### What the exercise asks
Below are some entries. Copy each line that holds the string "title".

### Data
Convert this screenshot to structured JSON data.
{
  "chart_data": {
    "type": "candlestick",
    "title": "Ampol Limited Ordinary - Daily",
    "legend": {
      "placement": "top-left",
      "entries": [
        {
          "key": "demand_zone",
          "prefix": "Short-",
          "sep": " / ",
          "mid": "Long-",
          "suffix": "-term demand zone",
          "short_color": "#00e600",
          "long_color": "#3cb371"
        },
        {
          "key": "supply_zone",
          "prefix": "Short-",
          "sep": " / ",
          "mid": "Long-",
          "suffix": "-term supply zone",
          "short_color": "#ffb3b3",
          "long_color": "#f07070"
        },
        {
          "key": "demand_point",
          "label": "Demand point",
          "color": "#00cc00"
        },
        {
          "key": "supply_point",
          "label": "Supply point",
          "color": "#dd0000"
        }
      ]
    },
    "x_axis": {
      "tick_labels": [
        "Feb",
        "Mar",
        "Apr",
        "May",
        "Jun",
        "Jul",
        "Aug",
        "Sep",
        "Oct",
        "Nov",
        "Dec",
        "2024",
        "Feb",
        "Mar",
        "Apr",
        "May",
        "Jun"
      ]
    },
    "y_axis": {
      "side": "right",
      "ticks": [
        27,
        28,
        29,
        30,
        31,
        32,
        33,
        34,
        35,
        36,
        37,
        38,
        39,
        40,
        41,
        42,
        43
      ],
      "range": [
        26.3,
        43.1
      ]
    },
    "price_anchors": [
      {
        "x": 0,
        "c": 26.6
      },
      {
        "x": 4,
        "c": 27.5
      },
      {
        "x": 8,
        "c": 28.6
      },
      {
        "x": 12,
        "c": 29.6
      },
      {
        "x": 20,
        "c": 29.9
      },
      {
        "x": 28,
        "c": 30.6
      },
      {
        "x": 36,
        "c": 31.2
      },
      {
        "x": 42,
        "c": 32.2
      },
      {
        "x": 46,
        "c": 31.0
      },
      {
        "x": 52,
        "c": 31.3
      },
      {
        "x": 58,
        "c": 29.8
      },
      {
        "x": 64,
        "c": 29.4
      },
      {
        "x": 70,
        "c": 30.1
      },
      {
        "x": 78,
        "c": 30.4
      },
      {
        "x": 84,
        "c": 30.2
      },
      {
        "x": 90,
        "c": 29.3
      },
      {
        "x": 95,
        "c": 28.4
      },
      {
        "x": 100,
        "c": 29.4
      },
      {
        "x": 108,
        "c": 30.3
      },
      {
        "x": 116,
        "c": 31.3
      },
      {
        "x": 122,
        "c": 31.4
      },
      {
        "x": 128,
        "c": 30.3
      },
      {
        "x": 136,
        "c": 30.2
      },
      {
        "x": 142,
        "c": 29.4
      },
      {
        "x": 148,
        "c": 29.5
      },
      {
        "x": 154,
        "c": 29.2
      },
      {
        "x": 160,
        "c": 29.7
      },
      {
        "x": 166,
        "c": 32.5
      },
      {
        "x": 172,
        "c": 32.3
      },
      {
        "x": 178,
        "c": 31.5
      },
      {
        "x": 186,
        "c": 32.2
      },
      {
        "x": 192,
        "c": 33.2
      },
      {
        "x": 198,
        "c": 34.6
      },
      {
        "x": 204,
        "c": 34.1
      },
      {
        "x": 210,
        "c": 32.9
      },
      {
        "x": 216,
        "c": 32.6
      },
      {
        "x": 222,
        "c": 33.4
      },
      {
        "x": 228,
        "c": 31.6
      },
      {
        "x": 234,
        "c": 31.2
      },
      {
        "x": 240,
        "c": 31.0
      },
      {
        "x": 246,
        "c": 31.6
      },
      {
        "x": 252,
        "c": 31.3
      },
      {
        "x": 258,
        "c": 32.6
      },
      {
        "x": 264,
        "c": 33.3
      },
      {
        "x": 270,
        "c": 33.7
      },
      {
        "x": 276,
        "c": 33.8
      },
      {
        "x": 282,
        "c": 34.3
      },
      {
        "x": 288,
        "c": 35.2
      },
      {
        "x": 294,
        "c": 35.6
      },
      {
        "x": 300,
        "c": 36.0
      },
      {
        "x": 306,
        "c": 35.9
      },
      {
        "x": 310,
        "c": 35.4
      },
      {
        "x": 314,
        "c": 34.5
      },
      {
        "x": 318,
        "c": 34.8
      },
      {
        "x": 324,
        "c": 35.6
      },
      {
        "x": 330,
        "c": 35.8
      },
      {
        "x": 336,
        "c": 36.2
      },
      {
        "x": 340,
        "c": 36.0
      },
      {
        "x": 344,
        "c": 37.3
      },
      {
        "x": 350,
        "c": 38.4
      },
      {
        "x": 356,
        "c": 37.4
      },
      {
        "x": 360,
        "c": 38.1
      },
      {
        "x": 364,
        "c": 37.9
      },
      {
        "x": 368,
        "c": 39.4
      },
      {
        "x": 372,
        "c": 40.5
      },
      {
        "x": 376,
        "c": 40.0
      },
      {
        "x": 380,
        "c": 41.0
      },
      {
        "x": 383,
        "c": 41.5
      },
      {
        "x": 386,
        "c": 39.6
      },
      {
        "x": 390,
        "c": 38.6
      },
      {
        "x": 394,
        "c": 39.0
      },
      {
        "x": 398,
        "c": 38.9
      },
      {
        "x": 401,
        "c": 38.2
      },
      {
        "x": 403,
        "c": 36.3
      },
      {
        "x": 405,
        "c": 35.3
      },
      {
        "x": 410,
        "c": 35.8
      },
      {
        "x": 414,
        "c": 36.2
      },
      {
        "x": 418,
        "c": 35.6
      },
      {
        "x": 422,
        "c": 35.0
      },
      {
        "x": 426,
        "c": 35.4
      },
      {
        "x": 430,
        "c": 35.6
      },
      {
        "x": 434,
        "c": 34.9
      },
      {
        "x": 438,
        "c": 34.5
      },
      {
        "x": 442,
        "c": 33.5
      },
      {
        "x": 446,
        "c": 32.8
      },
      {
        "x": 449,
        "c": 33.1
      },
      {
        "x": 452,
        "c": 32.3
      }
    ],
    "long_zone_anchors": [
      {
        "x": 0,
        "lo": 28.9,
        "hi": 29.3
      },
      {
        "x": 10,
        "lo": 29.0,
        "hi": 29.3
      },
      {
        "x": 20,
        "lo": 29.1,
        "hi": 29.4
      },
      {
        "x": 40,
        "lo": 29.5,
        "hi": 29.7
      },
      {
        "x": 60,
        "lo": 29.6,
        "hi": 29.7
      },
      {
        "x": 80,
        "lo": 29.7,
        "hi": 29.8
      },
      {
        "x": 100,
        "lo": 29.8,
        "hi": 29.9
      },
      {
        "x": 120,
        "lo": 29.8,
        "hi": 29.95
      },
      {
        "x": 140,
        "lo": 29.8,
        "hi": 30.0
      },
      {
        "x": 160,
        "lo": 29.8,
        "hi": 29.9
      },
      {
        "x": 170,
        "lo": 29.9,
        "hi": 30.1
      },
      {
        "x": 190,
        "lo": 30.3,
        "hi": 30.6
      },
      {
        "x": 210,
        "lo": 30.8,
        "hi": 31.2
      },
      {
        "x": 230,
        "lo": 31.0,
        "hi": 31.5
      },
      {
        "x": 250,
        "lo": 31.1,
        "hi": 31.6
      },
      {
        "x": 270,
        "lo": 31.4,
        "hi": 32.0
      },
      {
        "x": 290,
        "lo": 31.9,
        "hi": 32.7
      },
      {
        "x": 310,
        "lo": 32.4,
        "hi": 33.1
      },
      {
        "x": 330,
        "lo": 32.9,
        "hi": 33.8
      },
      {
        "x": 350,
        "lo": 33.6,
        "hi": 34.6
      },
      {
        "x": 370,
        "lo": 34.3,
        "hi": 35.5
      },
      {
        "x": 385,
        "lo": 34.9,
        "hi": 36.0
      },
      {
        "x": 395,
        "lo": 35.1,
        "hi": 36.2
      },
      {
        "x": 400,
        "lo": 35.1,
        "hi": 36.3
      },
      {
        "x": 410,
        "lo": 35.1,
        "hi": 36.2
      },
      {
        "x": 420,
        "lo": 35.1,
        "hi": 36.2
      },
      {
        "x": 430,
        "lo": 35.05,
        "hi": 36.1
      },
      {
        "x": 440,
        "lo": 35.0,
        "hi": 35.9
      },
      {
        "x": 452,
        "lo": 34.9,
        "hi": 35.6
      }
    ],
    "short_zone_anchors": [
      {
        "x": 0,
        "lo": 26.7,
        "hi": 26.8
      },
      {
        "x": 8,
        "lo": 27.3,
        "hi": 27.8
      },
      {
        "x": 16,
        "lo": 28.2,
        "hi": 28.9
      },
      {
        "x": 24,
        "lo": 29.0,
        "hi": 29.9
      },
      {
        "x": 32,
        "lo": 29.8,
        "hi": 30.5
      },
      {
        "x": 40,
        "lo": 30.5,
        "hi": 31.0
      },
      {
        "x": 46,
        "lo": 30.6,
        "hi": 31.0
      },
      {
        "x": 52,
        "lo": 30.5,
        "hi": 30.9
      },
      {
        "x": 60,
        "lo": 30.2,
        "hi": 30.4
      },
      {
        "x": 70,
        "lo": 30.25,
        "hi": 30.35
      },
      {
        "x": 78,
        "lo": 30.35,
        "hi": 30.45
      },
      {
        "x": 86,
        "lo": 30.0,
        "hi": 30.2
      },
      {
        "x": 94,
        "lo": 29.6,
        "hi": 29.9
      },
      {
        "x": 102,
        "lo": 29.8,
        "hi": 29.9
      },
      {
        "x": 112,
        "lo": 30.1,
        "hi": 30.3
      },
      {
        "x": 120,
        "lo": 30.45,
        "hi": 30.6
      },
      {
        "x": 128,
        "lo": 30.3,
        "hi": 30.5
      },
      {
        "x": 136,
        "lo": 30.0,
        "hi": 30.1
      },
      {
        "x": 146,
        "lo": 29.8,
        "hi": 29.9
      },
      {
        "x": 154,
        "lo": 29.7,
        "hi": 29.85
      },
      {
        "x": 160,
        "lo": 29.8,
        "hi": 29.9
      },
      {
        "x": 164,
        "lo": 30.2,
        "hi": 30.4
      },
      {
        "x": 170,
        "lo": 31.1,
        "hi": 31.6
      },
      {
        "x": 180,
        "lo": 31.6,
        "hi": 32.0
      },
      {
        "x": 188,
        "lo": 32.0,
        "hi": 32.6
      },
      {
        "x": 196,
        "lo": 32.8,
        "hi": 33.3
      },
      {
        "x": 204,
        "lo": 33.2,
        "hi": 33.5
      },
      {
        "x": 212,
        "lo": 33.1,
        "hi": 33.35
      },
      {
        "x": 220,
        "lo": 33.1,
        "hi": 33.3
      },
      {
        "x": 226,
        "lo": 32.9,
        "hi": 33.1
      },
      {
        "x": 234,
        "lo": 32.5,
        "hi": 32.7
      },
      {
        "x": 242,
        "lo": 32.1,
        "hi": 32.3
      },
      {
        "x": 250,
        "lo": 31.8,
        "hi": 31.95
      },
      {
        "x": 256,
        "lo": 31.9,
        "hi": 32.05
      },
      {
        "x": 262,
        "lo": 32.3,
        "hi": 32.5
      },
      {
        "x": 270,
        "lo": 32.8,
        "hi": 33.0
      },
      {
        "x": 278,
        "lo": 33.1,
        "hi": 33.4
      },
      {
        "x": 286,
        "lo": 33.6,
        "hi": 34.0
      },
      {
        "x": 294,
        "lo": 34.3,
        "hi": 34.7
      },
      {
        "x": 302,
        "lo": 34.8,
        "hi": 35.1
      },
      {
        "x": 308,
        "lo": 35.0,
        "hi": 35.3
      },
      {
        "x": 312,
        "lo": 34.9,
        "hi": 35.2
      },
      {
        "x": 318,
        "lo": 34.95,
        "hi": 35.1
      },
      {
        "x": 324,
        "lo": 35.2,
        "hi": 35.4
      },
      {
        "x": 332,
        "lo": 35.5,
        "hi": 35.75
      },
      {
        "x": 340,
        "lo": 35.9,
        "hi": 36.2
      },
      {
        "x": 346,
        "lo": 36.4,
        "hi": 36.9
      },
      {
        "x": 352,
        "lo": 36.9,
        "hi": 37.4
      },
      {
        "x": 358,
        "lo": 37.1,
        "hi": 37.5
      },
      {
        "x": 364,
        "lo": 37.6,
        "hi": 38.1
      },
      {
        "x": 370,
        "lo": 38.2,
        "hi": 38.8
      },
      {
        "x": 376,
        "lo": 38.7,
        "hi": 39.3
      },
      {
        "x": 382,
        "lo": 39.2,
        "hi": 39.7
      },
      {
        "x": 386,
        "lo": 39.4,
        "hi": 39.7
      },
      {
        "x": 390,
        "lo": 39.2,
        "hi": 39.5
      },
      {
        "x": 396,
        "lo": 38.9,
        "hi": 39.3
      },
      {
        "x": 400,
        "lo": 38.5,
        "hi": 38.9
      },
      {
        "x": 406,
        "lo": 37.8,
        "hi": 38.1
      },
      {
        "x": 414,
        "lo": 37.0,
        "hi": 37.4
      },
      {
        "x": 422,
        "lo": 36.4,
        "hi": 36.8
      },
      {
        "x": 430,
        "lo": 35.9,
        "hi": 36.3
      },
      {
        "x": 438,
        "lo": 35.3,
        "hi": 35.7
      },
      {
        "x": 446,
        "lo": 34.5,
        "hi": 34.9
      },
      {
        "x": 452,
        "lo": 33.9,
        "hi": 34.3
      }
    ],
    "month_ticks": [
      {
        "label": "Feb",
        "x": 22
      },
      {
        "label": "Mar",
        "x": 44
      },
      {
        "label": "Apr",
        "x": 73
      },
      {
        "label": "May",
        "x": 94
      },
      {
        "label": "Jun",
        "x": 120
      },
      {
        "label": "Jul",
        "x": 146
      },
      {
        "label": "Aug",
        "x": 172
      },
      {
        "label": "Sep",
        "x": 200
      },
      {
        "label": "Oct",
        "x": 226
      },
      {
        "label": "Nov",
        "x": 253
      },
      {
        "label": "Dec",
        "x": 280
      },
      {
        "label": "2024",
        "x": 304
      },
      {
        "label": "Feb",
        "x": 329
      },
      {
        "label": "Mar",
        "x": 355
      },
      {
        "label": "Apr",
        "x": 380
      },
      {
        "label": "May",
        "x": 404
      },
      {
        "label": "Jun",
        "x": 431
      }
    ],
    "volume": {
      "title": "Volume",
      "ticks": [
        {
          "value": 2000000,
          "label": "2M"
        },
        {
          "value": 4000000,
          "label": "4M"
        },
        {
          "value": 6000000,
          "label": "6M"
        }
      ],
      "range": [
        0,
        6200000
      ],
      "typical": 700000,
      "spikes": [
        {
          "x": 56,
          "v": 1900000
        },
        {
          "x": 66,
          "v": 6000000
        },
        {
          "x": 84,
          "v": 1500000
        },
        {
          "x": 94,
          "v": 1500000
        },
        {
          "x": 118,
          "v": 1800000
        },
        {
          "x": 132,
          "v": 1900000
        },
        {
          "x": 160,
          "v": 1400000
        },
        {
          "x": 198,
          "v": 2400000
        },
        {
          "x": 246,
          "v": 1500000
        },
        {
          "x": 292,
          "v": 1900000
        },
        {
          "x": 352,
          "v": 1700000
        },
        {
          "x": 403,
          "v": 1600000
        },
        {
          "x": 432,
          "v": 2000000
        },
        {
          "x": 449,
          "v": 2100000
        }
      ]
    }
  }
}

### Exercise result
    "title": "Ampol Limited Ordinary - Daily",
      "title": "Volume",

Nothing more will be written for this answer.